YOUR OBJECTIVE
Copy out the lines that have "text" in them.

EXERCISE MATERIALS
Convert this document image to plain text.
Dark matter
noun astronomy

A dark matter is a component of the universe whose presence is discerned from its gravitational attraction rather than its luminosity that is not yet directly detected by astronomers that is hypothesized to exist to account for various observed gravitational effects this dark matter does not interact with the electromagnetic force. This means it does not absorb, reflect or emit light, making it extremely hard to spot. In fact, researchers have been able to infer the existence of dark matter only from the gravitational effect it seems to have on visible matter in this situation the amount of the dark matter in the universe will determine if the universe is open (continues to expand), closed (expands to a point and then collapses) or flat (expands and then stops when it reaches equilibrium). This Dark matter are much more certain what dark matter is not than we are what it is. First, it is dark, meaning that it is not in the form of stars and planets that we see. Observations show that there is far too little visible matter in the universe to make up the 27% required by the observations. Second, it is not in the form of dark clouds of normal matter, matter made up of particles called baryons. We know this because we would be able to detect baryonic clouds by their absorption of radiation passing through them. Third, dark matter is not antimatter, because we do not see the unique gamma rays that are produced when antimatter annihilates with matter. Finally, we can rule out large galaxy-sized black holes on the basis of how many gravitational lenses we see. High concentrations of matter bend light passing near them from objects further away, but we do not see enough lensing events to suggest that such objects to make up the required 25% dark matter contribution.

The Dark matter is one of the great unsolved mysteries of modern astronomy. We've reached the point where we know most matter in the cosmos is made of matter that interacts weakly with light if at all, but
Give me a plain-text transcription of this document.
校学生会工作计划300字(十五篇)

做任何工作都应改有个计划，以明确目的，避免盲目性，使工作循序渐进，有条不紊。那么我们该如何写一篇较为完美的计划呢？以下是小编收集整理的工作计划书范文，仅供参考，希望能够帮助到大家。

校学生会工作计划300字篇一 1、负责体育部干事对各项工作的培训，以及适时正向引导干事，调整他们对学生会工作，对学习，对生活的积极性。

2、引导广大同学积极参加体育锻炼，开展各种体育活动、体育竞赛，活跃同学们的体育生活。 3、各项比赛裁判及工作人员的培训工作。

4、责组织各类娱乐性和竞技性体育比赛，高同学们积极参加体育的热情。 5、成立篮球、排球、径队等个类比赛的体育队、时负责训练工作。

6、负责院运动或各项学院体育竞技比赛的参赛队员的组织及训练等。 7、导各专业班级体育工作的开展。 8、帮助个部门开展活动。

FULL RESPONSE
Convert this document image to plain text.
Give me a plain-text transcription of this document.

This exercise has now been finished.